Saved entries
Start
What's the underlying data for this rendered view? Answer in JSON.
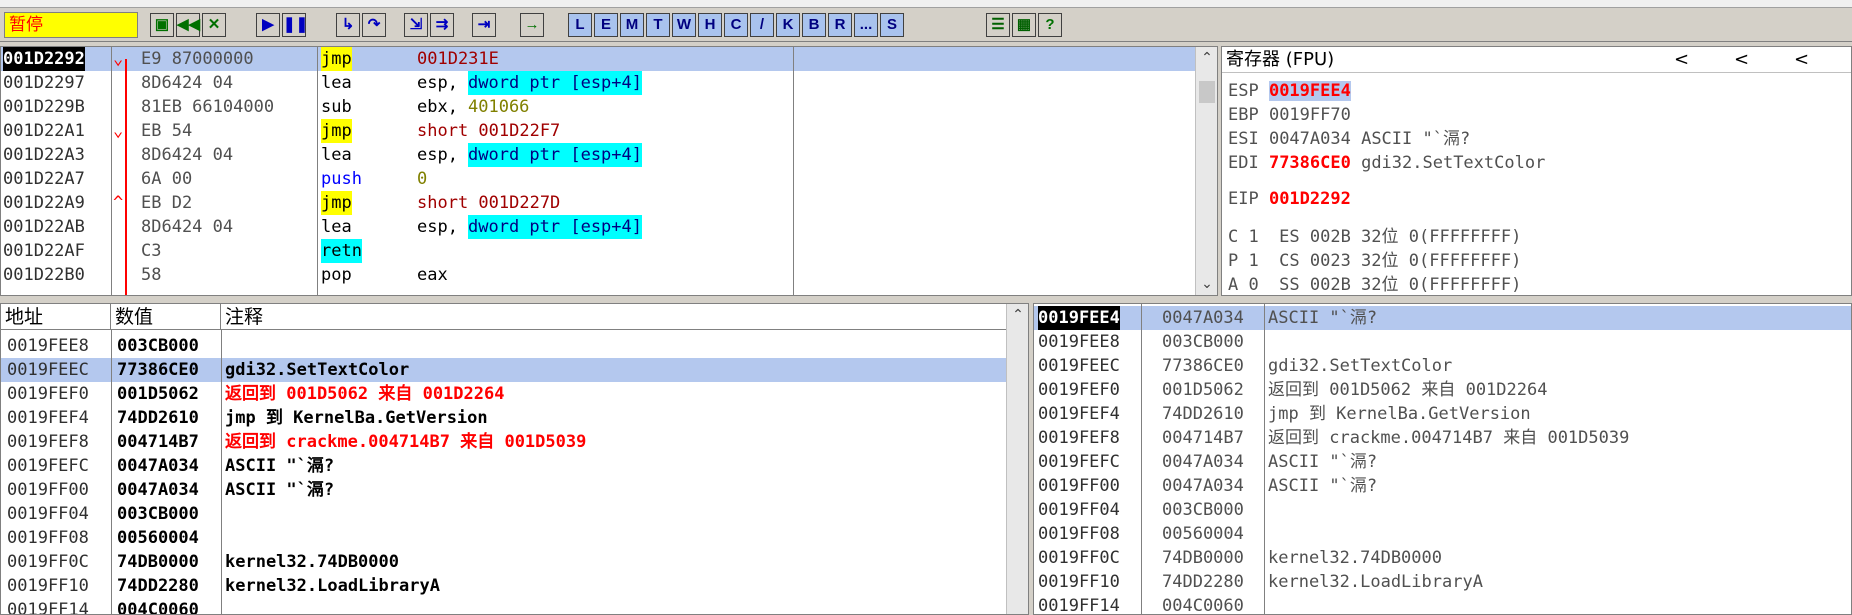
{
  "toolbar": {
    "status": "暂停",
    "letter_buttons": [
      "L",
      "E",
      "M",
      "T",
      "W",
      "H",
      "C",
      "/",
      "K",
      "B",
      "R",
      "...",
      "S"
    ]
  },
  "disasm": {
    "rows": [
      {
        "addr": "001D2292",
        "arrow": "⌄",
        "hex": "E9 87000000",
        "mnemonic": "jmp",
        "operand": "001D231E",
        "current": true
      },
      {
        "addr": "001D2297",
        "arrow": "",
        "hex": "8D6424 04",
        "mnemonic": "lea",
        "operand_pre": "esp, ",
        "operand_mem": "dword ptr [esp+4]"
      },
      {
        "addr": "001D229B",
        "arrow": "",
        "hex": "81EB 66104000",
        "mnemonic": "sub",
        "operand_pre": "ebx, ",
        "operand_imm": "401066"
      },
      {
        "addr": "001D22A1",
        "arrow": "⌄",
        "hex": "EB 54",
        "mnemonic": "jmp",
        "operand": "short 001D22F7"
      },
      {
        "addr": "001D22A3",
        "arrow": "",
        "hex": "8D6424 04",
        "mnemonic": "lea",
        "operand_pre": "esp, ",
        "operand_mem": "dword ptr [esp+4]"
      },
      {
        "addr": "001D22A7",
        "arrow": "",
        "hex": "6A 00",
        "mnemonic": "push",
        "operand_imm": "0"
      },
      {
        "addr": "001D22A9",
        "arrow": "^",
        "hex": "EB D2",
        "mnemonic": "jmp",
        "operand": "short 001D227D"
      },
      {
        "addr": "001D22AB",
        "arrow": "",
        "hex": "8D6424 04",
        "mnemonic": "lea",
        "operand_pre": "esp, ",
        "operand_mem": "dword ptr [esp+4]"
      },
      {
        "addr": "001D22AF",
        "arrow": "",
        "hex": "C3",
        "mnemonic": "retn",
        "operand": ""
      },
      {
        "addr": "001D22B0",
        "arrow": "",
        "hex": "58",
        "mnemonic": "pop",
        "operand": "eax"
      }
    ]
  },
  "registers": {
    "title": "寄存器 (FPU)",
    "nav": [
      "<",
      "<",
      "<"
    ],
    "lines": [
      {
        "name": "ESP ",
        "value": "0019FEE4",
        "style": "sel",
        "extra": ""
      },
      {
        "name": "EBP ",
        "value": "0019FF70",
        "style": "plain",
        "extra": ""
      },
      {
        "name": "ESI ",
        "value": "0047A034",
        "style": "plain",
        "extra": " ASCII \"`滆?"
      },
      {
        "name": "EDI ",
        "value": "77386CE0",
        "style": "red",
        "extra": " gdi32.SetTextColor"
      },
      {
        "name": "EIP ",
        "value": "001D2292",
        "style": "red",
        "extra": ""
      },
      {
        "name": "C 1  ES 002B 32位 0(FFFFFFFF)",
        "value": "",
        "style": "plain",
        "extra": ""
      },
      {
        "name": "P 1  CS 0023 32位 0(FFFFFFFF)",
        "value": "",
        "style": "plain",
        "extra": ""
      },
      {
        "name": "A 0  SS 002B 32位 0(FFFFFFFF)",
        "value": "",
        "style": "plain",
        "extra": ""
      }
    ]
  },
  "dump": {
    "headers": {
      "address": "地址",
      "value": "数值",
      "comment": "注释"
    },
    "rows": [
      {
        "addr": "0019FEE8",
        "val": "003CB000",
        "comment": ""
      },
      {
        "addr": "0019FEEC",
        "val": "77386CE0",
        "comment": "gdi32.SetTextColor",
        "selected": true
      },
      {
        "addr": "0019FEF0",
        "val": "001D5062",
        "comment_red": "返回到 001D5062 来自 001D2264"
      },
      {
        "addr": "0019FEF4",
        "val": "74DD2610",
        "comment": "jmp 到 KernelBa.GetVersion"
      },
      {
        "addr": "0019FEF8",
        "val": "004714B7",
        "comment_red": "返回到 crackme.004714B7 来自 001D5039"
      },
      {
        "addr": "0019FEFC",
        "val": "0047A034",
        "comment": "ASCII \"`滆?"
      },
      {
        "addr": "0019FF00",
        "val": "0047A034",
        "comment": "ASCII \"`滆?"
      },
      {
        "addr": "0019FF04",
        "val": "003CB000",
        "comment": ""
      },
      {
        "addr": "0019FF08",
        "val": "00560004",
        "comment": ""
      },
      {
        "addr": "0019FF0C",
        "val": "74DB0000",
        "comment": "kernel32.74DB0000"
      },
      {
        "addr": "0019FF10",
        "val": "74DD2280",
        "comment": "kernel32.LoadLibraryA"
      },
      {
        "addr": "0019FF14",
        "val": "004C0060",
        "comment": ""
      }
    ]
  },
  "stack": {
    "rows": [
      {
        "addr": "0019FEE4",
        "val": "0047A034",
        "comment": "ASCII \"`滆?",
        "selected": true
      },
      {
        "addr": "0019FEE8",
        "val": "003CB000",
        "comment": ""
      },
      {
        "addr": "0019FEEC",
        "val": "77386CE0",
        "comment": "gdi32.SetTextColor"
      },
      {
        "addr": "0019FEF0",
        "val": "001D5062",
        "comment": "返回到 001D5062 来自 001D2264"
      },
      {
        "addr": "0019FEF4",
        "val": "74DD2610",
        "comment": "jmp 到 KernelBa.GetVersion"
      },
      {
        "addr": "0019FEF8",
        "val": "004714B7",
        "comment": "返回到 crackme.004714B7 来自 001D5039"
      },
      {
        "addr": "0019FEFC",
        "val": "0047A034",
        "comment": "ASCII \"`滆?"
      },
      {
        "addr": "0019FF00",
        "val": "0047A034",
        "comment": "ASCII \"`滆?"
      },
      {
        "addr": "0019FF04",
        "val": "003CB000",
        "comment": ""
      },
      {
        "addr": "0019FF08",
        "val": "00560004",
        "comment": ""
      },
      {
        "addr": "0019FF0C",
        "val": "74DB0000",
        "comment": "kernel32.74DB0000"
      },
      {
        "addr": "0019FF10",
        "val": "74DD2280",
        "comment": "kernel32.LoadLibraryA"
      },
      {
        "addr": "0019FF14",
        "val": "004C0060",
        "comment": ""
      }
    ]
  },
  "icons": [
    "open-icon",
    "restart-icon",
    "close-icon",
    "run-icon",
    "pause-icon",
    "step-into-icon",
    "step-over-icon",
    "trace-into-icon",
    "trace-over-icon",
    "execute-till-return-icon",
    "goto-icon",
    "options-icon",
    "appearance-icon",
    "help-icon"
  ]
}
End
Start
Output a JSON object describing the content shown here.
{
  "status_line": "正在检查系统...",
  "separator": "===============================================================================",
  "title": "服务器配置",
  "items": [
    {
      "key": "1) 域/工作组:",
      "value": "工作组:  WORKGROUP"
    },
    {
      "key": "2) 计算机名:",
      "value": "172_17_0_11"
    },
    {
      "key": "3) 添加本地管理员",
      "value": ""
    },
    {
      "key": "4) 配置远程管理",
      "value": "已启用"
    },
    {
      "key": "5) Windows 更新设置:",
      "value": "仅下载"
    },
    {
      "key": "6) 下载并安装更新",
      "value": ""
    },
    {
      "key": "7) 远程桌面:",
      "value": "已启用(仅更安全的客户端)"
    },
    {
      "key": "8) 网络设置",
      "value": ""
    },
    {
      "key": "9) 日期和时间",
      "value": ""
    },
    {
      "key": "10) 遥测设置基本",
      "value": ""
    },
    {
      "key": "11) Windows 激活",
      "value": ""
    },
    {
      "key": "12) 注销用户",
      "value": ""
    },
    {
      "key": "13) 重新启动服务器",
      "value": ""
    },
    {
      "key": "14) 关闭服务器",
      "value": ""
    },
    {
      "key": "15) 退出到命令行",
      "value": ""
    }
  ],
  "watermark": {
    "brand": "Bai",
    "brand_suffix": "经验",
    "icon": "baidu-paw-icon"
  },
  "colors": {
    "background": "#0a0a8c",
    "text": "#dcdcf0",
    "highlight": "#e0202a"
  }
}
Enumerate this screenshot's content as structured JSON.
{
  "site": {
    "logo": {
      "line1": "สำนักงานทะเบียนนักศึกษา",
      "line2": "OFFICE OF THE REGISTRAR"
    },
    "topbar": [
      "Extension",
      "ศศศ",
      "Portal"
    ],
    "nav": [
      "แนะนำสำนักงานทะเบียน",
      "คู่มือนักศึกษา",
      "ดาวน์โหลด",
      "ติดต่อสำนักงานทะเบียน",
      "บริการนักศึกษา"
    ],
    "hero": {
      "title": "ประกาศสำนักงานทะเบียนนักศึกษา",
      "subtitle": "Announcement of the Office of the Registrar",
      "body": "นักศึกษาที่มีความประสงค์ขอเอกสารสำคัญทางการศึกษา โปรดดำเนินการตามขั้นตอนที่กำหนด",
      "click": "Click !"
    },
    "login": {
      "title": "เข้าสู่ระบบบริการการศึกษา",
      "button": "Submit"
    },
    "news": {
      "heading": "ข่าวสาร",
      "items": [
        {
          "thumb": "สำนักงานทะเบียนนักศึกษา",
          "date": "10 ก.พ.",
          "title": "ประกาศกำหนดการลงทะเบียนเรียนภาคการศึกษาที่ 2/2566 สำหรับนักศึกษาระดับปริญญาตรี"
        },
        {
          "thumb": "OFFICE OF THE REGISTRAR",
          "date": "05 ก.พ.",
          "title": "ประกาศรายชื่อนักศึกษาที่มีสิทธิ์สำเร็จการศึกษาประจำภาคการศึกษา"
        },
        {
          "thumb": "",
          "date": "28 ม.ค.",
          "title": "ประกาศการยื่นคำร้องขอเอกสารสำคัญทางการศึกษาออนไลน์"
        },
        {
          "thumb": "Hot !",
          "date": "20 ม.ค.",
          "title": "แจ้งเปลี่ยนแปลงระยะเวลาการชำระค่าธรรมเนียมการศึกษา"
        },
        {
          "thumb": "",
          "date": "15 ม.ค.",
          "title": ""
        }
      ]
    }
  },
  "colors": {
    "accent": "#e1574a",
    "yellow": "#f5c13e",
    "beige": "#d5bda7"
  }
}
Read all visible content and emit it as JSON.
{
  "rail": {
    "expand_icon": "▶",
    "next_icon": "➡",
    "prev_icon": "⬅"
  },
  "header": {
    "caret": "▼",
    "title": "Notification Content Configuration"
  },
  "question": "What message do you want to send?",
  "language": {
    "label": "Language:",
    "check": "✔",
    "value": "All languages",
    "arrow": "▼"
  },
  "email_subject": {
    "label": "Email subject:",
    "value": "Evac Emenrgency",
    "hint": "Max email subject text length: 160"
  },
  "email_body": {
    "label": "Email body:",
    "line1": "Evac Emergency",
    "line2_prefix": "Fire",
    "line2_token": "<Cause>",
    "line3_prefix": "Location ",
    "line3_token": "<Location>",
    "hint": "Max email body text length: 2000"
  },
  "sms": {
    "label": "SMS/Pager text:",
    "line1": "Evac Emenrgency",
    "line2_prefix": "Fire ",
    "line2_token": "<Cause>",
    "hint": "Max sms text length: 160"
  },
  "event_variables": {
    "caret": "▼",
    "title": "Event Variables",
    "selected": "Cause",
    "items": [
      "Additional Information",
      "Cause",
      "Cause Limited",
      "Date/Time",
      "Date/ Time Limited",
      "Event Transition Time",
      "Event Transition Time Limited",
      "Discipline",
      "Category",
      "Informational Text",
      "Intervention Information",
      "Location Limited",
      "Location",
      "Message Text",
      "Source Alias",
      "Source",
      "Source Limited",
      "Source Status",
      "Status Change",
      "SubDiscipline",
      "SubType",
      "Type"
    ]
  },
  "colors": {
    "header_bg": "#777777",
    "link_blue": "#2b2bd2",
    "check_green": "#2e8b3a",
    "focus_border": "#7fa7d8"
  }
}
End
▸ **SET TASK**:
Show, from the material above, each line that includes the string "Limited".

▸ **RESULT**:
      "Cause Limited",
      "Date/ Time Limited",
      "Event Transition Time Limited",
      "Location Limited",
      "Source Limited",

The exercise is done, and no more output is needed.